> Goal
Format every line in the records below as a JSON list of strings, with one string for each line and blank lines omitted.

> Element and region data

<<<<

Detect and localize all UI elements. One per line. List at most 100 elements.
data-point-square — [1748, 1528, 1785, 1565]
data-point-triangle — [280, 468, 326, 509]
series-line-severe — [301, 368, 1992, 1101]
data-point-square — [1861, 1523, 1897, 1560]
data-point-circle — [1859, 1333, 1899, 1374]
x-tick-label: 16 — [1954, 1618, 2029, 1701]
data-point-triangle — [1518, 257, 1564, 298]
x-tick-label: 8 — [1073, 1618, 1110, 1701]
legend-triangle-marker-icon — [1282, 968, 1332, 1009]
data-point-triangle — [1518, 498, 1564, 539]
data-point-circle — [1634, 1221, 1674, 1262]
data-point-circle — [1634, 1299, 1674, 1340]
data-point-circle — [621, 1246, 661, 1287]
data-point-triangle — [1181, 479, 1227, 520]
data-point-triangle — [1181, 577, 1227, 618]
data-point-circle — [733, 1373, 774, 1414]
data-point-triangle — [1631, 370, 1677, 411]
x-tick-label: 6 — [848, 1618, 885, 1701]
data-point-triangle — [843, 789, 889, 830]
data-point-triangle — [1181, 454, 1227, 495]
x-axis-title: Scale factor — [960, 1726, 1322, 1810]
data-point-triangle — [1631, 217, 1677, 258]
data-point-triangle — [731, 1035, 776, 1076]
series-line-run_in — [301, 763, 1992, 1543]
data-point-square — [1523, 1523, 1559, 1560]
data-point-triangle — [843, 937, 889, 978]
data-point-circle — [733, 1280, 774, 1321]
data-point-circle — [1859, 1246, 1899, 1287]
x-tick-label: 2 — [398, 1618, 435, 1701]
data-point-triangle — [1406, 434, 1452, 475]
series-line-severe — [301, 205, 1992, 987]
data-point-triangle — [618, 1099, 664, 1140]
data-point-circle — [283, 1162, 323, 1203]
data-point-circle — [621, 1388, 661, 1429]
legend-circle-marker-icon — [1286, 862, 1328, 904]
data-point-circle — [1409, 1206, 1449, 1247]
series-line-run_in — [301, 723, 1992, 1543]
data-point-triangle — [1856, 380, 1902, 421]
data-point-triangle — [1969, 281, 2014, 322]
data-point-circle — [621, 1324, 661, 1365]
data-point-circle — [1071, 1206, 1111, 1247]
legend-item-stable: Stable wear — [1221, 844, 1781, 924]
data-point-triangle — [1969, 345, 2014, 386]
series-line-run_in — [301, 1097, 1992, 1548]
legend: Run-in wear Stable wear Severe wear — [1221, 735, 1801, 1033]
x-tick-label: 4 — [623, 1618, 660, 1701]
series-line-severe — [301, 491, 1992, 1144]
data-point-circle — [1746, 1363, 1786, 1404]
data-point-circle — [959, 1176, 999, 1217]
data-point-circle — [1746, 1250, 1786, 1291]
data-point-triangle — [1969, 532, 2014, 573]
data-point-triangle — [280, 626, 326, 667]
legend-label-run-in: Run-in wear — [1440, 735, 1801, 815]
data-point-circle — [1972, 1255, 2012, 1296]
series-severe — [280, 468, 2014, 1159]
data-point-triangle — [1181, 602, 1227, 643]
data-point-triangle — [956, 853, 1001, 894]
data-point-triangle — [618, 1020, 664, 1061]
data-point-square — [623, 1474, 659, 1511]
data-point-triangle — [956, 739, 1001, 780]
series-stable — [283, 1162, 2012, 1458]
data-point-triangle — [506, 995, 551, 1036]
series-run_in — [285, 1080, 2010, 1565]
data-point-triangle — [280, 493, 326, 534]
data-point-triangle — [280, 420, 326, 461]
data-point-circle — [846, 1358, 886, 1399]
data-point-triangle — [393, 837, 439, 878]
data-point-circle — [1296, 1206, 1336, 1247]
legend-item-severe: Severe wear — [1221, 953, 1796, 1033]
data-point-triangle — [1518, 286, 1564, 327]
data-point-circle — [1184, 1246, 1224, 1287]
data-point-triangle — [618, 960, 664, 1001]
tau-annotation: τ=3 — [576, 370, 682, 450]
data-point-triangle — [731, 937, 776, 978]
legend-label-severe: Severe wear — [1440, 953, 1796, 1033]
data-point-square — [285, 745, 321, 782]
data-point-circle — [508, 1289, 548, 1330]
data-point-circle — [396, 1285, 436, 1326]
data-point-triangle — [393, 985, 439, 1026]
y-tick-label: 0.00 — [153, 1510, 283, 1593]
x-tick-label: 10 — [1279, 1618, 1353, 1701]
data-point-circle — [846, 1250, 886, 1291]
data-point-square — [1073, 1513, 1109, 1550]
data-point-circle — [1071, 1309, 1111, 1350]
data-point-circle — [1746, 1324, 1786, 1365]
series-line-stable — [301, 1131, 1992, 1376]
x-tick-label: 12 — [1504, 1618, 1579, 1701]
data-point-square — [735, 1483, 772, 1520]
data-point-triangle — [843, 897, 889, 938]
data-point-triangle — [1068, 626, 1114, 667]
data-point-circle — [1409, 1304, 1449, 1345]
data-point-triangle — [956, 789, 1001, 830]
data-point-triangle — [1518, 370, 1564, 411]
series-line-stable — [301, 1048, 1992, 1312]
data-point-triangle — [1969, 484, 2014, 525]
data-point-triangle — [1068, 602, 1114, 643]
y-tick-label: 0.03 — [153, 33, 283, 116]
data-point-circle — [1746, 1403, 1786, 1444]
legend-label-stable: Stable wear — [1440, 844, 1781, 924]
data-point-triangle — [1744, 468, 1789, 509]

>>>>

> Worked solution
[
  "Detect and localize all UI elements. One per line. List at most 100 elements.",
  "data-point-square — [1748, 1528, 1785, 1565]",
  "data-point-triangle — [280, 468, 326, 509]",
  "series-line-severe — [301, 368, 1992, 1101]",
  "data-point-square — [1861, 1523, 1897, 1560]",
  "data-point-circle — [1859, 1333, 1899, 1374]",
  "x-tick-label: 16 — [1954, 1618, 2029, 1701]",
  "data-point-triangle — [1518, 257, 1564, 298]",
  "x-tick-label: 8 — [1073, 1618, 1110, 1701]",
  "legend-triangle-marker-icon — [1282, 968, 1332, 1009]",
  "data-point-triangle — [1518, 498, 1564, 539]",
  "data-point-circle — [1634, 1221, 1674, 1262]",
  "data-point-circle — [1634, 1299, 1674, 1340]",
  "data-point-circle — [621, 1246, 661, 1287]",
  "data-point-triangle — [1181, 479, 1227, 520]",
  "data-point-triangle — [1181, 577, 1227, 618]",
  "data-point-circle — [733, 1373, 774, 1414]",
  "data-point-triangle — [1631, 370, 1677, 411]",
  "x-tick-label: 6 — [848, 1618, 885, 1701]",
  "data-point-triangle — [843, 789, 889, 830]",
  "data-point-triangle — [1181, 454, 1227, 495]",
  "x-axis-title: Scale factor — [960, 1726, 1322, 1810]",
  "data-point-triangle — [1631, 217, 1677, 258]",
  "data-point-triangle — [731, 1035, 776, 1076]",
  "series-line-run_in — [301, 763, 1992, 1543]",
  "data-point-square — [1523, 1523, 1559, 1560]",
  "data-point-triangle — [843, 937, 889, 978]",
  "data-point-circle — [733, 1280, 774, 1321]",
  "data-point-circle — [1859, 1246, 1899, 1287]",
  "x-tick-label: 2 — [398, 1618, 435, 1701]",
  "data-point-triangle — [1406, 434, 1452, 475]",
  "series-line-severe — [301, 205, 1992, 987]",
  "data-point-triangle — [618, 1099, 664, 1140]",
  "data-point-circle — [283, 1162, 323, 1203]",
  "data-point-circle — [621, 1388, 661, 1429]",
  "legend-circle-marker-icon — [1286, 862, 1328, 904]",
  "data-point-circle — [1409, 1206, 1449, 1247]",
  "series-line-run_in — [301, 723, 1992, 1543]",
  "data-point-triangle — [1856, 380, 1902, 421]",
  "data-point-triangle — [1969, 281, 2014, 322]",
  "data-point-circle — [621, 1324, 661, 1365]",
  "data-point-circle — [1071, 1206, 1111, 1247]",
  "legend-item-stable: Stable wear — [1221, 844, 1781, 924]",
  "data-point-triangle — [1969, 345, 2014, 386]",
  "series-line-run_in — [301, 1097, 1992, 1548]",
  "legend: Run-in wear Stable wear Severe wear — [1221, 735, 1801, 1033]",
  "x-tick-label: 4 — [623, 1618, 660, 1701]",
  "series-line-severe — [301, 491, 1992, 1144]",
  "data-point-circle — [1746, 1363, 1786, 1404]",
  "data-point-circle — [959, 1176, 999, 1217]",
  "data-point-circle — [1746, 1250, 1786, 1291]",
  "data-point-triangle — [1969, 532, 2014, 573]",
  "data-point-triangle — [280, 626, 326, 667]",
  "legend-label-run-in: Run-in wear — [1440, 735, 1801, 815]",
  "data-point-circle — [1972, 1255, 2012, 1296]",
  "series-severe — [280, 468, 2014, 1159]",
  "data-point-triangle — [1181, 602, 1227, 643]",
  "data-point-triangle — [956, 853, 1001, 894]",
  "data-point-triangle — [618, 1020, 664, 1061]",
  "data-point-square — [623, 1474, 659, 1511]",
  "data-point-triangle — [956, 739, 1001, 780]",
  "series-stable — [283, 1162, 2012, 1458]",
  "data-point-triangle — [506, 995, 551, 1036]",
  "series-run_in — [285, 1080, 2010, 1565]",
  "data-point-triangle — [280, 493, 326, 534]",
  "data-point-triangle — [280, 420, 326, 461]",
  "data-point-circle — [846, 1358, 886, 1399]",
  "data-point-triangle — [393, 837, 439, 878]",
  "data-point-circle — [1296, 1206, 1336, 1247]",
  "legend-item-severe: Severe wear — [1221, 953, 1796, 1033]",
  "data-point-triangle — [1518, 286, 1564, 327]",
  "data-point-circle — [1184, 1246, 1224, 1287]",
  "data-point-triangle — [618, 960, 664, 1001]",
  "tau-annotation: τ=3 — [576, 370, 682, 450]",
  "data-point-triangle — [731, 937, 776, 978]",
  "legend-label-severe: Severe wear — [1440, 953, 1796, 1033]",
  "data-point-square — [285, 745, 321, 782]",
  "data-point-circle — [508, 1289, 548, 1330]",
  "data-point-circle — [396, 1285, 436, 1326]",
  "data-point-triangle — [393, 985, 439, 1026]",
  "y-tick-label: 0.00 — [153, 1510, 283, 1593]",
  "x-tick-label: 10 — [1279, 1618, 1353, 1701]",
  "data-point-circle — [846, 1250, 886, 1291]",
  "data-point-square — [1073, 1513, 1109, 1550]",
  "data-point-circle — [1071, 1309, 1111, 1350]",
  "data-point-circle — [1746, 1324, 1786, 1365]",
  "series-line-stable — [301, 1131, 1992, 1376]",
  "x-tick-label: 12 — [1504, 1618, 1579, 1701]",
  "data-point-square — [735, 1483, 772, 1520]",
  "data-point-triangle — [843, 897, 889, 938]",
  "data-point-triangle — [1068, 626, 1114, 667]",
  "data-point-circle — [1409, 1304, 1449, 1345]",
  "data-point-triangle — [956, 789, 1001, 830]",
  "data-point-triangle — [1518, 370, 1564, 411]",
  "series-line-stable — [301, 1048, 1992, 1312]",
  "data-point-triangle — [1969, 484, 2014, 525]",
  "data-point-triangle — [1068, 602, 1114, 643]",
  "y-tick-label: 0.03 — [153, 33, 283, 116]",
  "data-point-circle — [1746, 1403, 1786, 1444]",
  "legend-label-stable: Stable wear — [1440, 844, 1781, 924]",
  "data-point-triangle — [1744, 468, 1789, 509]"
]